◆ **TASK MATERIAL**:
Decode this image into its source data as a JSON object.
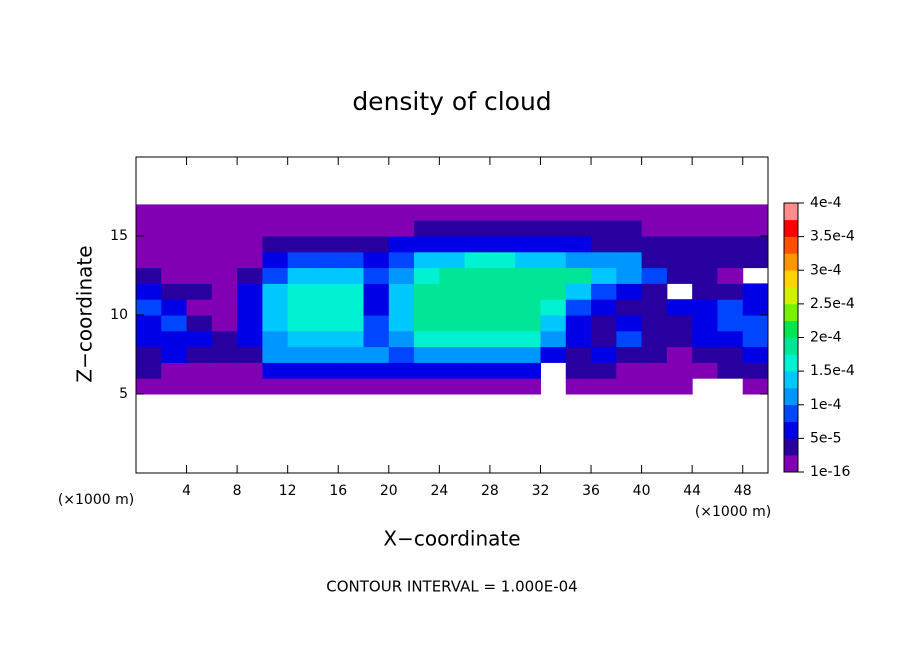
{
  "chart_data": {
    "type": "contour",
    "title": "density of cloud",
    "x_label": "X−coordinate",
    "y_label": "Z−coordinate",
    "x_unit": "(×1000 m)",
    "y_unit": "(×1000 m)",
    "note": "CONTOUR INTERVAL = 1.000E-04",
    "xlim": [
      0,
      50
    ],
    "ylim": [
      0,
      20
    ],
    "xticks": [
      4,
      8,
      12,
      16,
      20,
      24,
      28,
      32,
      36,
      40,
      44,
      48
    ],
    "yticks": [
      5,
      10,
      15
    ],
    "x": [
      1,
      3,
      5,
      7,
      9,
      11,
      13,
      15,
      17,
      19,
      21,
      23,
      25,
      27,
      29,
      31,
      33,
      35,
      37,
      39,
      41,
      43,
      45,
      47,
      49
    ],
    "y": [
      5.5,
      6.5,
      7.5,
      8.5,
      9.5,
      10.5,
      11.5,
      12.5,
      13.5,
      14.5,
      15.5,
      16.5
    ],
    "values": [
      [
        1e-05,
        1e-05,
        1e-05,
        1e-05,
        1e-05,
        2e-05,
        2e-05,
        2e-05,
        2e-05,
        2e-05,
        2e-05,
        2e-05,
        2e-05,
        2e-05,
        2e-05,
        2e-05,
        null,
        1e-05,
        1e-05,
        1e-05,
        1e-05,
        1e-05,
        null,
        null,
        1e-05
      ],
      [
        3e-05,
        2e-05,
        2e-05,
        2e-05,
        2e-05,
        5e-05,
        5e-05,
        5e-05,
        5e-05,
        5e-05,
        5e-05,
        5e-05,
        5e-05,
        5e-05,
        5e-05,
        5e-05,
        null,
        3e-05,
        3e-05,
        2e-05,
        2e-05,
        2e-05,
        2e-05,
        3e-05,
        3e-05
      ],
      [
        4e-05,
        5e-05,
        3e-05,
        3e-05,
        4e-05,
        0.0001,
        0.0001,
        0.0001,
        0.0001,
        0.0001,
        9e-05,
        0.0001,
        0.0001,
        0.0001,
        0.0001,
        0.0001,
        7e-05,
        4e-05,
        5e-05,
        4e-05,
        3e-05,
        2e-05,
        3e-05,
        4e-05,
        5e-05
      ],
      [
        5e-05,
        6e-05,
        5e-05,
        3e-05,
        5e-05,
        0.00012,
        0.00014,
        0.00014,
        0.00014,
        9e-05,
        0.00012,
        0.00016,
        0.00016,
        0.00016,
        0.00016,
        0.00016,
        0.00011,
        5e-05,
        4e-05,
        8e-05,
        4e-05,
        3e-05,
        5e-05,
        7e-05,
        8e-05
      ],
      [
        7e-05,
        8e-05,
        4e-05,
        2e-05,
        6e-05,
        0.00013,
        0.00015,
        0.00015,
        0.00015,
        8e-05,
        0.00013,
        0.00018,
        0.00018,
        0.00018,
        0.00018,
        0.00018,
        0.00013,
        7e-05,
        4e-05,
        6e-05,
        3e-05,
        4e-05,
        6e-05,
        8e-05,
        9e-05
      ],
      [
        8e-05,
        5e-05,
        2e-05,
        2e-05,
        6e-05,
        0.00013,
        0.00016,
        0.00016,
        0.00016,
        6e-05,
        0.00014,
        0.00019,
        0.00019,
        0.00019,
        0.00019,
        0.00019,
        0.00017,
        8e-05,
        5e-05,
        4e-05,
        3e-05,
        5e-05,
        6e-05,
        8e-05,
        7e-05
      ],
      [
        6e-05,
        4e-05,
        3e-05,
        2e-05,
        5e-05,
        0.00013,
        0.00016,
        0.00016,
        0.00016,
        7e-05,
        0.00013,
        0.00019,
        0.00019,
        0.00019,
        0.00019,
        0.00019,
        0.00019,
        0.00013,
        8e-05,
        6e-05,
        4e-05,
        null,
        4e-05,
        3e-05,
        5e-05
      ],
      [
        3e-05,
        2e-05,
        2e-05,
        2e-05,
        4e-05,
        9e-05,
        0.00013,
        0.00013,
        0.00013,
        8e-05,
        0.0001,
        0.00015,
        0.00018,
        0.00018,
        0.00018,
        0.00018,
        0.00018,
        0.00018,
        0.00013,
        0.00011,
        8e-05,
        4e-05,
        3e-05,
        2e-05,
        null
      ],
      [
        1.5e-05,
        1.5e-05,
        1.5e-05,
        1.5e-05,
        1.5e-05,
        5e-05,
        9e-05,
        9e-05,
        9e-05,
        6e-05,
        8e-05,
        0.00013,
        0.00014,
        0.00015,
        0.00015,
        0.00014,
        0.00013,
        0.0001,
        0.0001,
        0.0001,
        3e-05,
        3e-05,
        3e-05,
        3e-05,
        3e-05
      ],
      [
        1e-05,
        1e-05,
        1e-05,
        1e-05,
        1e-05,
        4e-05,
        4e-05,
        4e-05,
        4e-05,
        4e-05,
        6e-05,
        6e-05,
        6e-05,
        6e-05,
        6e-05,
        6e-05,
        6e-05,
        6e-05,
        3e-05,
        3e-05,
        3e-05,
        3e-05,
        3e-05,
        3e-05,
        3e-05
      ],
      [
        1e-05,
        1e-05,
        1e-05,
        1e-05,
        1e-05,
        1e-05,
        1e-05,
        1e-05,
        1e-05,
        1e-05,
        1e-05,
        3e-05,
        3e-05,
        3e-05,
        3e-05,
        3e-05,
        3e-05,
        3e-05,
        3e-05,
        3e-05,
        1e-05,
        1e-05,
        1e-05,
        1e-05,
        1e-05
      ],
      [
        1e-05,
        1e-05,
        1e-05,
        1e-05,
        1e-05,
        1e-05,
        1e-05,
        1e-05,
        1e-05,
        1e-05,
        1e-05,
        1e-05,
        1e-05,
        1e-05,
        1e-05,
        1e-05,
        1e-05,
        1e-05,
        1e-05,
        1e-05,
        1e-05,
        1e-05,
        1e-05,
        1e-05,
        1e-05
      ]
    ],
    "levels": [
      1e-16,
      2.5e-05,
      5e-05,
      7.5e-05,
      0.0001,
      0.000125,
      0.00015,
      0.000175,
      0.0002,
      0.000225,
      0.00025,
      0.000275,
      0.0003,
      0.000325,
      0.00035,
      0.000375,
      0.0004
    ],
    "colors": [
      "#8200b4",
      "#2800a0",
      "#0000e6",
      "#0046ff",
      "#0096ff",
      "#00c8ff",
      "#00f0d2",
      "#00e696",
      "#00e650",
      "#78f000",
      "#d2f000",
      "#ffd200",
      "#ff9600",
      "#ff5000",
      "#ff0000",
      "#ff8c8c"
    ],
    "colorbar_ticks": [
      {
        "value": 1e-16,
        "label": "1e-16"
      },
      {
        "value": 5e-05,
        "label": "5e-5"
      },
      {
        "value": 0.0001,
        "label": "1e-4"
      },
      {
        "value": 0.00015,
        "label": "1.5e-4"
      },
      {
        "value": 0.0002,
        "label": "2e-4"
      },
      {
        "value": 0.00025,
        "label": "2.5e-4"
      },
      {
        "value": 0.0003,
        "label": "3e-4"
      },
      {
        "value": 0.00035,
        "label": "3.5e-4"
      },
      {
        "value": 0.0004,
        "label": "4e-4"
      }
    ]
  }
}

◆ **EXERCISE DESCRIPTION**: Reproduce the records above exactly, leaving out every picture they contain.

◆ **OUTPUT FOR THIS TASK**:
Decode this image into its source data as a JSON object.
{
  "chart_data": {
    "type": "contour",
    "title": "density of cloud",
    "x_label": "X−coordinate",
    "y_label": "Z−coordinate",
    "x_unit": "(×1000 m)",
    "y_unit": "(×1000 m)",
    "note": "CONTOUR INTERVAL = 1.000E-04",
    "xlim": [
      0,
      50
    ],
    "ylim": [
      0,
      20
    ],
    "xticks": [
      4,
      8,
      12,
      16,
      20,
      24,
      28,
      32,
      36,
      40,
      44,
      48
    ],
    "yticks": [
      5,
      10,
      15
    ],
    "x": [
      1,
      3,
      5,
      7,
      9,
      11,
      13,
      15,
      17,
      19,
      21,
      23,
      25,
      27,
      29,
      31,
      33,
      35,
      37,
      39,
      41,
      43,
      45,
      47,
      49
    ],
    "y": [
      5.5,
      6.5,
      7.5,
      8.5,
      9.5,
      10.5,
      11.5,
      12.5,
      13.5,
      14.5,
      15.5,
      16.5
    ],
    "values": [
      [
        1e-05,
        1e-05,
        1e-05,
        1e-05,
        1e-05,
        2e-05,
        2e-05,
        2e-05,
        2e-05,
        2e-05,
        2e-05,
        2e-05,
        2e-05,
        2e-05,
        2e-05,
        2e-05,
        null,
        1e-05,
        1e-05,
        1e-05,
        1e-05,
        1e-05,
        null,
        null,
        1e-05
      ],
      [
        3e-05,
        2e-05,
        2e-05,
        2e-05,
        2e-05,
        5e-05,
        5e-05,
        5e-05,
        5e-05,
        5e-05,
        5e-05,
        5e-05,
        5e-05,
        5e-05,
        5e-05,
        5e-05,
        null,
        3e-05,
        3e-05,
        2e-05,
        2e-05,
        2e-05,
        2e-05,
        3e-05,
        3e-05
      ],
      [
        4e-05,
        5e-05,
        3e-05,
        3e-05,
        4e-05,
        0.0001,
        0.0001,
        0.0001,
        0.0001,
        0.0001,
        9e-05,
        0.0001,
        0.0001,
        0.0001,
        0.0001,
        0.0001,
        7e-05,
        4e-05,
        5e-05,
        4e-05,
        3e-05,
        2e-05,
        3e-05,
        4e-05,
        5e-05
      ],
      [
        5e-05,
        6e-05,
        5e-05,
        3e-05,
        5e-05,
        0.00012,
        0.00014,
        0.00014,
        0.00014,
        9e-05,
        0.00012,
        0.00016,
        0.00016,
        0.00016,
        0.00016,
        0.00016,
        0.00011,
        5e-05,
        4e-05,
        8e-05,
        4e-05,
        3e-05,
        5e-05,
        7e-05,
        8e-05
      ],
      [
        7e-05,
        8e-05,
        4e-05,
        2e-05,
        6e-05,
        0.00013,
        0.00015,
        0.00015,
        0.00015,
        8e-05,
        0.00013,
        0.00018,
        0.00018,
        0.00018,
        0.00018,
        0.00018,
        0.00013,
        7e-05,
        4e-05,
        6e-05,
        3e-05,
        4e-05,
        6e-05,
        8e-05,
        9e-05
      ],
      [
        8e-05,
        5e-05,
        2e-05,
        2e-05,
        6e-05,
        0.00013,
        0.00016,
        0.00016,
        0.00016,
        6e-05,
        0.00014,
        0.00019,
        0.00019,
        0.00019,
        0.00019,
        0.00019,
        0.00017,
        8e-05,
        5e-05,
        4e-05,
        3e-05,
        5e-05,
        6e-05,
        8e-05,
        7e-05
      ],
      [
        6e-05,
        4e-05,
        3e-05,
        2e-05,
        5e-05,
        0.00013,
        0.00016,
        0.00016,
        0.00016,
        7e-05,
        0.00013,
        0.00019,
        0.00019,
        0.00019,
        0.00019,
        0.00019,
        0.00019,
        0.00013,
        8e-05,
        6e-05,
        4e-05,
        null,
        4e-05,
        3e-05,
        5e-05
      ],
      [
        3e-05,
        2e-05,
        2e-05,
        2e-05,
        4e-05,
        9e-05,
        0.00013,
        0.00013,
        0.00013,
        8e-05,
        0.0001,
        0.00015,
        0.00018,
        0.00018,
        0.00018,
        0.00018,
        0.00018,
        0.00018,
        0.00013,
        0.00011,
        8e-05,
        4e-05,
        3e-05,
        2e-05,
        null
      ],
      [
        1.5e-05,
        1.5e-05,
        1.5e-05,
        1.5e-05,
        1.5e-05,
        5e-05,
        9e-05,
        9e-05,
        9e-05,
        6e-05,
        8e-05,
        0.00013,
        0.00014,
        0.00015,
        0.00015,
        0.00014,
        0.00013,
        0.0001,
        0.0001,
        0.0001,
        3e-05,
        3e-05,
        3e-05,
        3e-05,
        3e-05
      ],
      [
        1e-05,
        1e-05,
        1e-05,
        1e-05,
        1e-05,
        4e-05,
        4e-05,
        4e-05,
        4e-05,
        4e-05,
        6e-05,
        6e-05,
        6e-05,
        6e-05,
        6e-05,
        6e-05,
        6e-05,
        6e-05,
        3e-05,
        3e-05,
        3e-05,
        3e-05,
        3e-05,
        3e-05,
        3e-05
      ],
      [
        1e-05,
        1e-05,
        1e-05,
        1e-05,
        1e-05,
        1e-05,
        1e-05,
        1e-05,
        1e-05,
        1e-05,
        1e-05,
        3e-05,
        3e-05,
        3e-05,
        3e-05,
        3e-05,
        3e-05,
        3e-05,
        3e-05,
        3e-05,
        1e-05,
        1e-05,
        1e-05,
        1e-05,
        1e-05
      ],
      [
        1e-05,
        1e-05,
        1e-05,
        1e-05,
        1e-05,
        1e-05,
        1e-05,
        1e-05,
        1e-05,
        1e-05,
        1e-05,
        1e-05,
        1e-05,
        1e-05,
        1e-05,
        1e-05,
        1e-05,
        1e-05,
        1e-05,
        1e-05,
        1e-05,
        1e-05,
        1e-05,
        1e-05,
        1e-05
      ]
    ],
    "levels": [
      1e-16,
      2.5e-05,
      5e-05,
      7.5e-05,
      0.0001,
      0.000125,
      0.00015,
      0.000175,
      0.0002,
      0.000225,
      0.00025,
      0.000275,
      0.0003,
      0.000325,
      0.00035,
      0.000375,
      0.0004
    ],
    "colors": [
      "#8200b4",
      "#2800a0",
      "#0000e6",
      "#0046ff",
      "#0096ff",
      "#00c8ff",
      "#00f0d2",
      "#00e696",
      "#00e650",
      "#78f000",
      "#d2f000",
      "#ffd200",
      "#ff9600",
      "#ff5000",
      "#ff0000",
      "#ff8c8c"
    ],
    "colorbar_ticks": [
      {
        "value": 1e-16,
        "label": "1e-16"
      },
      {
        "value": 5e-05,
        "label": "5e-5"
      },
      {
        "value": 0.0001,
        "label": "1e-4"
      },
      {
        "value": 0.00015,
        "label": "1.5e-4"
      },
      {
        "value": 0.0002,
        "label": "2e-4"
      },
      {
        "value": 0.00025,
        "label": "2.5e-4"
      },
      {
        "value": 0.0003,
        "label": "3e-4"
      },
      {
        "value": 0.00035,
        "label": "3.5e-4"
      },
      {
        "value": 0.0004,
        "label": "4e-4"
      }
    ]
  }
}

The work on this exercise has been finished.